● YOUR TASK
Retype everything in the listing from the line containing "List all visible" down to the line containing "74, 798, 88]", including both of those lines, and leave the pictures out of your answer.

● RECORDS SHOWN
--------------------------------------------------

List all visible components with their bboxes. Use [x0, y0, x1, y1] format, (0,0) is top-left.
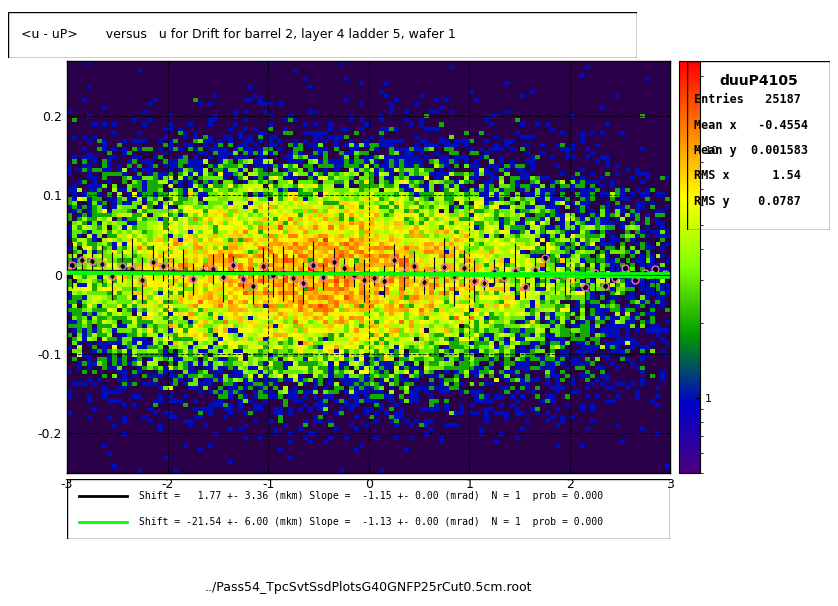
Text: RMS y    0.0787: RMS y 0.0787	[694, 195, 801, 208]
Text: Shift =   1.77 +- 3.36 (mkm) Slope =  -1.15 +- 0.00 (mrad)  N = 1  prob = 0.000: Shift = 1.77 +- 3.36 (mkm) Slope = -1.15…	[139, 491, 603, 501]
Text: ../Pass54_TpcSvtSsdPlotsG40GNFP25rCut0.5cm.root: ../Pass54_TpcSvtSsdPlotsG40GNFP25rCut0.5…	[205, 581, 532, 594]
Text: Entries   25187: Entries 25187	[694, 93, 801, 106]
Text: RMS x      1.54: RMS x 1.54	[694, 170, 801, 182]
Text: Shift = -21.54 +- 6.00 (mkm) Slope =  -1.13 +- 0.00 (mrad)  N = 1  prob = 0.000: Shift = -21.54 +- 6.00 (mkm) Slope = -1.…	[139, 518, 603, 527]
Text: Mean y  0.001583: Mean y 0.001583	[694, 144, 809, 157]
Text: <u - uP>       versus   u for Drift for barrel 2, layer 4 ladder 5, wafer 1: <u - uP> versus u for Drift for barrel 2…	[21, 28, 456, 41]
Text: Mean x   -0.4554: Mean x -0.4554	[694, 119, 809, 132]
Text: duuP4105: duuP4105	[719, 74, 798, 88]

--------------------------------------------------

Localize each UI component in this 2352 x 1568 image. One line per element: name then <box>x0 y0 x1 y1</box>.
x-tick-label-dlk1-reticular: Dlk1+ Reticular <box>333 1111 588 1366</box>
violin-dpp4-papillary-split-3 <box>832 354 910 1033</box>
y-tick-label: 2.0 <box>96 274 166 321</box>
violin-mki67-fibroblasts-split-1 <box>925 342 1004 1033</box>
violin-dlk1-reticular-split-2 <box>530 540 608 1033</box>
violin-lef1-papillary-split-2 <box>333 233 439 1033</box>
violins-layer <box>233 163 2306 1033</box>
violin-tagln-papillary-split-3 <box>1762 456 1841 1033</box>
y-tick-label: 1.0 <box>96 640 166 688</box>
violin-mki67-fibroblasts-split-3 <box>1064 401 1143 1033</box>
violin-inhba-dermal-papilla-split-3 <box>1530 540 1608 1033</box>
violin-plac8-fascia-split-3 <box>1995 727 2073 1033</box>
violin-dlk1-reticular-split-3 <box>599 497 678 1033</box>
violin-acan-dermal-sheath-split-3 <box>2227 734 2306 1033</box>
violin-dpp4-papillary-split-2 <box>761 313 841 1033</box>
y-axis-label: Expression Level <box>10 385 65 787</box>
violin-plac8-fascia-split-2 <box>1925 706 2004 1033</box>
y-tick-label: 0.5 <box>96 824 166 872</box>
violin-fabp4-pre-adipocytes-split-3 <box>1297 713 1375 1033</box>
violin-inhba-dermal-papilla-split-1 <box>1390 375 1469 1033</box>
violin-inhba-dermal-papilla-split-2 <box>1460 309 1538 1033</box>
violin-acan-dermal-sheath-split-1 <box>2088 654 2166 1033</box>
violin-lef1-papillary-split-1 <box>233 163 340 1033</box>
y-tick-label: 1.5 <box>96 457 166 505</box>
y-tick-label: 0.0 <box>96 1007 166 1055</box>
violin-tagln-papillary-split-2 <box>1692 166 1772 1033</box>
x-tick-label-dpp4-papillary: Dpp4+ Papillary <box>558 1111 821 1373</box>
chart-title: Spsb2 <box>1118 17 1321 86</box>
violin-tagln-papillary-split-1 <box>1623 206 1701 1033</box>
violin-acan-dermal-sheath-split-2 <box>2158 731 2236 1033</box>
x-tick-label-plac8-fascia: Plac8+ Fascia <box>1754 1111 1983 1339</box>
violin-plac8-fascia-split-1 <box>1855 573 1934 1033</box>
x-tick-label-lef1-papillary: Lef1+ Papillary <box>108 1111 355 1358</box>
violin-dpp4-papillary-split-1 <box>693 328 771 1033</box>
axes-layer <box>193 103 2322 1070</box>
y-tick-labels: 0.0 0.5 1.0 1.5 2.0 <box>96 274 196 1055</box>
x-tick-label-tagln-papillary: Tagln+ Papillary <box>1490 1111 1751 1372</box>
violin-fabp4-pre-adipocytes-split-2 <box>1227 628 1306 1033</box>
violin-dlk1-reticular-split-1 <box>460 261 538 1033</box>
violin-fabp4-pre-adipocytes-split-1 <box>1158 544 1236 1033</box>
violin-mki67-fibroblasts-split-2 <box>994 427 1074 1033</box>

--------------------------------------------------

● TASK OUTPUT
List all visible components with their bboxes. Use [x0, y0, x1, y1] format, (0,0) is top-left.
Text: RMS y    0.0787: RMS y 0.0787	[694, 195, 801, 208]
Text: Shift =   1.77 +- 3.36 (mkm) Slope =  -1.15 +- 0.00 (mrad)  N = 1  prob = 0.000: Shift = 1.77 +- 3.36 (mkm) Slope = -1.15…	[139, 491, 603, 501]
Text: ../Pass54_TpcSvtSsdPlotsG40GNFP25rCut0.5cm.root: ../Pass54_TpcSvtSsdPlotsG40GNFP25rCut0.5…	[205, 581, 532, 594]
Text: Entries   25187: Entries 25187	[694, 93, 801, 106]
Text: RMS x      1.54: RMS x 1.54	[694, 170, 801, 182]
Text: Shift = -21.54 +- 6.00 (mkm) Slope =  -1.13 +- 0.00 (mrad)  N = 1  prob = 0.000: Shift = -21.54 +- 6.00 (mkm) Slope = -1.…	[139, 518, 603, 527]
Text: Mean y  0.001583: Mean y 0.001583	[694, 144, 809, 157]
Text: <u - uP>       versus   u for Drift for barrel 2, layer 4 ladder 5, wafer 1: <u - uP> versus u for Drift for barrel 2…	[21, 28, 456, 41]
Text: Mean x   -0.4554: Mean x -0.4554	[694, 119, 809, 132]
Text: duuP4105: duuP4105	[719, 74, 798, 88]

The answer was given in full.